Records follow. Copy every line with "للتشغيل".

**Stored data:**

↓↓↓

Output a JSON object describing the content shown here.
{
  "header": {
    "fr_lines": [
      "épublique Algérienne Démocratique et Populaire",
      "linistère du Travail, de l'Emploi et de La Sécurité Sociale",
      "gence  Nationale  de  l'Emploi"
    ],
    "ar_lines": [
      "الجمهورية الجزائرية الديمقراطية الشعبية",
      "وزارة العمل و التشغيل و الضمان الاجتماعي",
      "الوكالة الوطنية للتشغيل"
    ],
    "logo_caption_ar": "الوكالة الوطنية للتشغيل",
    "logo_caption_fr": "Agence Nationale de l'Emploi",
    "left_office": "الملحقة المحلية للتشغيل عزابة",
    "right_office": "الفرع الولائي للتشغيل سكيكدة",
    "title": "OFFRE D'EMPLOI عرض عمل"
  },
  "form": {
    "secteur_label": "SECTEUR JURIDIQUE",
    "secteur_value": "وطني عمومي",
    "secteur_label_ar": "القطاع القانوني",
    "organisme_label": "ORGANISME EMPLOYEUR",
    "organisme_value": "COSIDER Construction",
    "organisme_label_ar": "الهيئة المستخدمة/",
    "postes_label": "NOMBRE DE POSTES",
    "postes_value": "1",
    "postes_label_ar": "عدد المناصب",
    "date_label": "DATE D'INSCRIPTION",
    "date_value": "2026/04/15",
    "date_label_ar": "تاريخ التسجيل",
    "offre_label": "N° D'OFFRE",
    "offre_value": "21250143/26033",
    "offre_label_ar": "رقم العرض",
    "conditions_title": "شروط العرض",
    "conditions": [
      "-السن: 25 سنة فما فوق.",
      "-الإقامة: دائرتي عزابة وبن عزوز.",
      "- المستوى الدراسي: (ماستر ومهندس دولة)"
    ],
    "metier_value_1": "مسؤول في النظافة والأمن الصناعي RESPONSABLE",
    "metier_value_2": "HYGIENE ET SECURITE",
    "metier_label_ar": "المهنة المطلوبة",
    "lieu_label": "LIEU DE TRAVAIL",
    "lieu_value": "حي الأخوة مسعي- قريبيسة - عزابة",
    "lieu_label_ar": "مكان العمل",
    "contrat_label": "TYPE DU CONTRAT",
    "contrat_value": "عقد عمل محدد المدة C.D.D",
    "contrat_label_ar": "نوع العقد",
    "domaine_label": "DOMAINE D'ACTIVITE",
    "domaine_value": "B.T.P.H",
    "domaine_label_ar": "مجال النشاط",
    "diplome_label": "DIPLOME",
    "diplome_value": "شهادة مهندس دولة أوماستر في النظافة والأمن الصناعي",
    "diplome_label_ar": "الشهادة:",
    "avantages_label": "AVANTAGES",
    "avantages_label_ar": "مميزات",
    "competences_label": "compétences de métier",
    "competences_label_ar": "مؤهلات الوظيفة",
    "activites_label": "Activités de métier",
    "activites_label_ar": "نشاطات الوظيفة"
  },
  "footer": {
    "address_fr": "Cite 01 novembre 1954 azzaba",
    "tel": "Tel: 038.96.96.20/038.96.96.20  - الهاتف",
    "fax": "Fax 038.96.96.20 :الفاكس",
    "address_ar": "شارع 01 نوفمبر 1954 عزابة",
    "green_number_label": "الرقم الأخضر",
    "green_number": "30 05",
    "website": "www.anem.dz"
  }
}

↑↑↑

**Solution to the problem:**
      "الوكالة الوطنية للتشغيل"
    "logo_caption_ar": "الوكالة الوطنية للتشغيل",
    "left_office": "الملحقة المحلية للتشغيل عزابة",
    "right_office": "الفرع الولائي للتشغيل سكيكدة",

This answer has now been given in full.